## EXCERPTED DATA
********
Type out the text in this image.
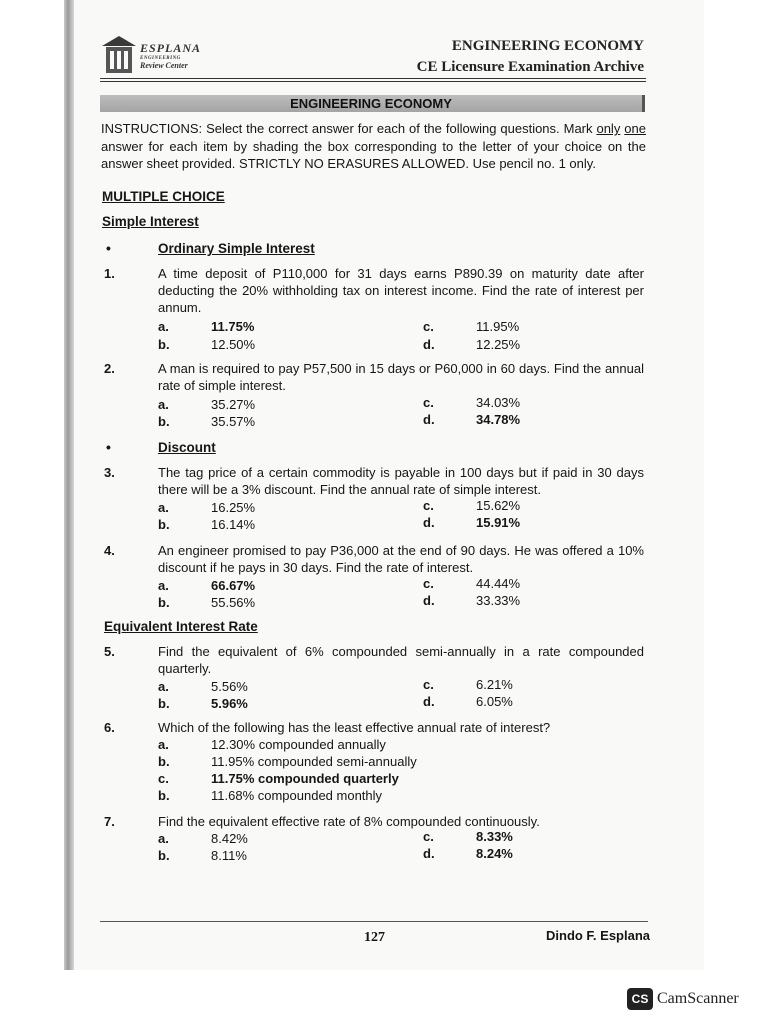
ESPLANA
ENGINEERING
Review Center
ENGINEERING ECONOMY
CE Licensure Examination Archive
ENGINEERING ECONOMY
INSTRUCTIONS: Select the correct answer for each of the following questions. Mark only one answer for each item by shading the box corresponding to the letter of your choice on the answer sheet provided. STRICTLY NO ERASURES ALLOWED. Use pencil no. 1 only.
MULTIPLE CHOICE
Simple Interest
•	Ordinary Simple Interest
1.	A time deposit of P110,000 for 31 days earns P890.39 on maturity date after deducting the 20% withholding tax on interest income. Find the rate of interest per annum.
a.	11.75%
b.	12.50%
c.	11.95%
d.	12.25%
2.	A man is required to pay P57,500 in 15 days or P60,000 in 60 days. Find the annual rate of simple interest.
a.	35.27%
b.	35.57%
c.	34.03%
d.	34.78%
•	Discount
3.	The tag price of a certain commodity is payable in 100 days but if paid in 30 days there will be a 3% discount. Find the annual rate of simple interest.
a.	16.25%
b.	16.14%
c.	15.62%
d.	15.91%
4.	An engineer promised to pay P36,000 at the end of 90 days. He was offered a 10% discount if he pays in 30 days. Find the rate of interest.
a.	66.67%
b.	55.56%
c.	44.44%
d.	33.33%
Equivalent Interest Rate
5.	Find the equivalent of 6% compounded semi-annually in a rate compounded quarterly.
a.	5.56%
b.	5.96%
c.	6.21%
d.	6.05%
6.	Which of the following has the least effective annual rate of interest?
a.	12.30% compounded annually
b.	11.95% compounded semi-annually
c.	11.75% compounded quarterly
b.	11.68% compounded monthly
7.	Find the equivalent effective rate of 8% compounded continuously.
a.	8.42%
b.	8.11%
c.	8.33%
d.	8.24%
127	Dindo F. Esplana
CS CamScanner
********
## YOUR GOAL
Copy the entries exactly. Leave out the images.

## FINISHED TASK
Type out the text in this image.
ESPLANA
ENGINEERING
Review Center
ENGINEERING ECONOMY
CE Licensure Examination Archive
ENGINEERING ECONOMY
INSTRUCTIONS: Select the correct answer for each of the following questions. Mark only one answer for each item by shading the box corresponding to the letter of your choice on the answer sheet provided. STRICTLY NO ERASURES ALLOWED. Use pencil no. 1 only.
MULTIPLE CHOICE
Simple Interest
•	Ordinary Simple Interest
1.	A time deposit of P110,000 for 31 days earns P890.39 on maturity date after deducting the 20% withholding tax on interest income. Find the rate of interest per annum.
a.	11.75%
b.	12.50%
c.	11.95%
d.	12.25%
2.	A man is required to pay P57,500 in 15 days or P60,000 in 60 days. Find the annual rate of simple interest.
a.	35.27%
b.	35.57%
c.	34.03%
d.	34.78%
•	Discount
3.	The tag price of a certain commodity is payable in 100 days but if paid in 30 days there will be a 3% discount. Find the annual rate of simple interest.
a.	16.25%
b.	16.14%
c.	15.62%
d.	15.91%
4.	An engineer promised to pay P36,000 at the end of 90 days. He was offered a 10% discount if he pays in 30 days. Find the rate of interest.
a.	66.67%
b.	55.56%
c.	44.44%
d.	33.33%
Equivalent Interest Rate
5.	Find the equivalent of 6% compounded semi-annually in a rate compounded quarterly.
a.	5.56%
b.	5.96%
c.	6.21%
d.	6.05%
6.	Which of the following has the least effective annual rate of interest?
a.	12.30% compounded annually
b.	11.95% compounded semi-annually
c.	11.75% compounded quarterly
b.	11.68% compounded monthly
7.	Find the equivalent effective rate of 8% compounded continuously.
a.	8.42%
b.	8.11%
c.	8.33%
d.	8.24%
127	Dindo F. Esplana
CS CamScanner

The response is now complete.